--- start INPUT RECORDS ---
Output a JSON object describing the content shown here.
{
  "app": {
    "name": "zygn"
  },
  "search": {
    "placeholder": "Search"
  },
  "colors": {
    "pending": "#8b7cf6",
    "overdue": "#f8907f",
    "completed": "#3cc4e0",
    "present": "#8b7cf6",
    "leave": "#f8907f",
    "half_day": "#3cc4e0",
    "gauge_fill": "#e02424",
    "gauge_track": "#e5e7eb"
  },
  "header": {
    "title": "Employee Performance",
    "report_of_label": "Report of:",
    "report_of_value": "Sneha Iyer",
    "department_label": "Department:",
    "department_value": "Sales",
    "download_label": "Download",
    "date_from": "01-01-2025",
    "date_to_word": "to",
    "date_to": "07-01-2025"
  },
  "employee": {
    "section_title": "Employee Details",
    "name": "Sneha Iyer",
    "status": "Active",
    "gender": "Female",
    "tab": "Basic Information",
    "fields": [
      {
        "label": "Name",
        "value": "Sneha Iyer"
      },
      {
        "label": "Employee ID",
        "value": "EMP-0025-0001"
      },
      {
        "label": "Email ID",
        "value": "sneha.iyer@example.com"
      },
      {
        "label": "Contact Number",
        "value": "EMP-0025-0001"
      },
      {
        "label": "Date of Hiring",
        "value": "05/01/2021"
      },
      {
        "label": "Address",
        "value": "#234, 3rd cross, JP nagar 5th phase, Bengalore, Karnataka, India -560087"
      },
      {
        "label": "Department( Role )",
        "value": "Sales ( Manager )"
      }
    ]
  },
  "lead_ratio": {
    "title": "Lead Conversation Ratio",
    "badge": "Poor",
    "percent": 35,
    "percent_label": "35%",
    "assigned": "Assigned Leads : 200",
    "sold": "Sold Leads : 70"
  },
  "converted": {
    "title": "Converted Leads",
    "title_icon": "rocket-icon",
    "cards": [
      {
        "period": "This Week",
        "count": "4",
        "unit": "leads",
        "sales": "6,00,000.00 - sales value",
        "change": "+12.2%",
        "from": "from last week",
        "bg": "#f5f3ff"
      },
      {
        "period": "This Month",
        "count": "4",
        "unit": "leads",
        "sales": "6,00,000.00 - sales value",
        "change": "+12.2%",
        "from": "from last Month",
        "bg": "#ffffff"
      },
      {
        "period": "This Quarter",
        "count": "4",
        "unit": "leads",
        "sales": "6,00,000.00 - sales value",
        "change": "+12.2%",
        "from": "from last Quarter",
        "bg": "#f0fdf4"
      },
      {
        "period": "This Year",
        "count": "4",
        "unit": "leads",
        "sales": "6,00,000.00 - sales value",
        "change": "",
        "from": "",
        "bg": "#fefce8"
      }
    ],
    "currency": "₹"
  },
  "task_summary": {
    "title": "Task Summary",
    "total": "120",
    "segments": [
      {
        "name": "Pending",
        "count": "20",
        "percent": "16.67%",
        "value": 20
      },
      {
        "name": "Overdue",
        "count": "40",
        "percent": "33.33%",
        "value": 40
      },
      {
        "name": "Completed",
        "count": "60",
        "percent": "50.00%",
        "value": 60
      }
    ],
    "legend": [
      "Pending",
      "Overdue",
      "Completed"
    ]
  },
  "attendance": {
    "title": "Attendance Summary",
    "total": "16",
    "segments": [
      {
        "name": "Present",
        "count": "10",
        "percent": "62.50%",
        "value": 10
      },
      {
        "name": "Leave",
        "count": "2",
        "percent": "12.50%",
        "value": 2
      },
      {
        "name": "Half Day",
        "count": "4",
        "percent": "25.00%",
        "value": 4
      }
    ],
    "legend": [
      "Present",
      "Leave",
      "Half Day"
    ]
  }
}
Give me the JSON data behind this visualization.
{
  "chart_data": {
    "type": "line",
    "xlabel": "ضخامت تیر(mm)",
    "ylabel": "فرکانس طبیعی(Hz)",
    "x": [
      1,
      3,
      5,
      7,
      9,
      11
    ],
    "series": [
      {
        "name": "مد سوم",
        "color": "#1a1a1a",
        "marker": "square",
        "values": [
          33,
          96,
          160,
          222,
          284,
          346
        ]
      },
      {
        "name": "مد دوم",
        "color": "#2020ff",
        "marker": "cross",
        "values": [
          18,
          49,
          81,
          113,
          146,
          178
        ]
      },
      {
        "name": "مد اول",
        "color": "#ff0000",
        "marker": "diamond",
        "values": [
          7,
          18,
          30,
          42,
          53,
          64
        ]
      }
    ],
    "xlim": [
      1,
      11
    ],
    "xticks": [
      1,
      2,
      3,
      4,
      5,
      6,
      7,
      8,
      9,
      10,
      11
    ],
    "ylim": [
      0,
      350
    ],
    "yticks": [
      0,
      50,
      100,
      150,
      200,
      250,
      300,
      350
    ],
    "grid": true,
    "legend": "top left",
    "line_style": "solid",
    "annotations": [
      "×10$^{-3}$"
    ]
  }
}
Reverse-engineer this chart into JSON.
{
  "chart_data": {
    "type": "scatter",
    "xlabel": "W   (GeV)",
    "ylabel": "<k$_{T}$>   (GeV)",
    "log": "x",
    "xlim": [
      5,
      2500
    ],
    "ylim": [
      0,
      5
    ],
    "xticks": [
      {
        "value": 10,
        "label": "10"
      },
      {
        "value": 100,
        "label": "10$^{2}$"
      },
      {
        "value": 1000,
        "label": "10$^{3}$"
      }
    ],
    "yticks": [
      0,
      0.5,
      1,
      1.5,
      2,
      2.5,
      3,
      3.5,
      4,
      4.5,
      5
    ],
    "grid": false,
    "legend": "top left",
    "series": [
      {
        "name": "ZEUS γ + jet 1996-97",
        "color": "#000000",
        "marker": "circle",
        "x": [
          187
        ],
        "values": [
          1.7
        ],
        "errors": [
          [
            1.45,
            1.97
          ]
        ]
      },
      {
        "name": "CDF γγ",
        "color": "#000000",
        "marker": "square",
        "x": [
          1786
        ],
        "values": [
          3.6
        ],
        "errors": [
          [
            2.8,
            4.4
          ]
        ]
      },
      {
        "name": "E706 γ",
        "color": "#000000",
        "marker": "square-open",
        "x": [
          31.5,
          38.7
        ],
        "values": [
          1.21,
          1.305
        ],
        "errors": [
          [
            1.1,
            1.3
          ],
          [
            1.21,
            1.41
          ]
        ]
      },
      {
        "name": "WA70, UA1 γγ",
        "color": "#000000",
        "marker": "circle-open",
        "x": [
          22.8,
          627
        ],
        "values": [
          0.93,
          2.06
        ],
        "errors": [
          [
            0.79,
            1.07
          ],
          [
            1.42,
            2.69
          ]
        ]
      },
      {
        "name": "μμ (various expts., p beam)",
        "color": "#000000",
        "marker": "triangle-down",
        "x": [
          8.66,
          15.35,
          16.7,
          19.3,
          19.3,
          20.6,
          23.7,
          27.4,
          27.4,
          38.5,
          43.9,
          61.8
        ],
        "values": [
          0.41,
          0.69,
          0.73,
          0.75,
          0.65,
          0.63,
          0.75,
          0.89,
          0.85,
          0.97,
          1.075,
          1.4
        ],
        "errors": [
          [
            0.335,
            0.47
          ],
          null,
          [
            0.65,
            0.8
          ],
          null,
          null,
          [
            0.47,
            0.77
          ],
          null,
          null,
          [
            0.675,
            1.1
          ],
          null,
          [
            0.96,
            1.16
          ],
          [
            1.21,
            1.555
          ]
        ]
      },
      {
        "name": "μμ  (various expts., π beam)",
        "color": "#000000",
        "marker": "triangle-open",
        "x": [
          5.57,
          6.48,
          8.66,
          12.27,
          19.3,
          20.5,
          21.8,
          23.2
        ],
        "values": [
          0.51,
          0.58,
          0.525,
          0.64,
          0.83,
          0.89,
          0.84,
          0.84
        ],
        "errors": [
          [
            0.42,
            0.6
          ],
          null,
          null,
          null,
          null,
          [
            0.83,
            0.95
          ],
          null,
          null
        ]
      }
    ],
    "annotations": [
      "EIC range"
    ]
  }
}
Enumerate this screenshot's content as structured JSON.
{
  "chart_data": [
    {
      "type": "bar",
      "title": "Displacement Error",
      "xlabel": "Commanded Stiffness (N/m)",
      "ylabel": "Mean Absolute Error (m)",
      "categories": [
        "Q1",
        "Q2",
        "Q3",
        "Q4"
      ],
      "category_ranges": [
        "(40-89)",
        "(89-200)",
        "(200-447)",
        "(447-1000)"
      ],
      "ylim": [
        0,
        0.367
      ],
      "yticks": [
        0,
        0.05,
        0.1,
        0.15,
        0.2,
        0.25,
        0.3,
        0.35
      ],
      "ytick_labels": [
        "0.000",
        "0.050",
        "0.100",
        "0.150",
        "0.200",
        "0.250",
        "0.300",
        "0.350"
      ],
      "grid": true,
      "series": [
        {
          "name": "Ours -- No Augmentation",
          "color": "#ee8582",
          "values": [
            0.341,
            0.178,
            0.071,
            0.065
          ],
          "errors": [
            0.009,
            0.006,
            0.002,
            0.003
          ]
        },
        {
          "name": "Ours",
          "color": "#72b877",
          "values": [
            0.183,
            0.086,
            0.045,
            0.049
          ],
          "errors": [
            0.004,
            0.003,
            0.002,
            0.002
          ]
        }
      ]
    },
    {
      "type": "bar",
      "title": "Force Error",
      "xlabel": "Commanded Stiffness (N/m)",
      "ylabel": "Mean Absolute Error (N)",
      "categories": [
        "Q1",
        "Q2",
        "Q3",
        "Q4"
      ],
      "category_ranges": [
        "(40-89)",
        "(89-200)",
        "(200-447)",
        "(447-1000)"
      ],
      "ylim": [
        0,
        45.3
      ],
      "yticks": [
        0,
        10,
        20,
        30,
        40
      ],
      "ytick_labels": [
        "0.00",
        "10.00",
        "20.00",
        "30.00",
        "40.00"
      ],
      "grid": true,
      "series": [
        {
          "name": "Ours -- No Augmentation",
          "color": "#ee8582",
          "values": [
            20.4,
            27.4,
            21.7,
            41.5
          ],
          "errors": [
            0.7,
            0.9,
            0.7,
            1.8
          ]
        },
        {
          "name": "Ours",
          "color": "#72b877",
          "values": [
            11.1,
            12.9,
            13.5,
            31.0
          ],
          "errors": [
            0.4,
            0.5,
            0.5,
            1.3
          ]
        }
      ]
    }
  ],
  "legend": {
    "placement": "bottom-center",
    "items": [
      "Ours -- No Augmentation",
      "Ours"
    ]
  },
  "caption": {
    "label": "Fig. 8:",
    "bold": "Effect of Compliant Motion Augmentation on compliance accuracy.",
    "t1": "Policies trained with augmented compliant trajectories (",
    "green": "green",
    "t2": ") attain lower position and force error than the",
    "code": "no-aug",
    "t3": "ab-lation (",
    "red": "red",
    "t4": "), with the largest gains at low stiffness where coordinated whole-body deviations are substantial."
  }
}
--- end INPUT RECORDS ---
### PROBLEM STATEMENT
Keep only the lines that hold the string "various", and copy them out.

### EXERCISE OUTPUT
        "name": "μμ (various expts., p beam)",
        "name": "μμ  (various expts., π beam)",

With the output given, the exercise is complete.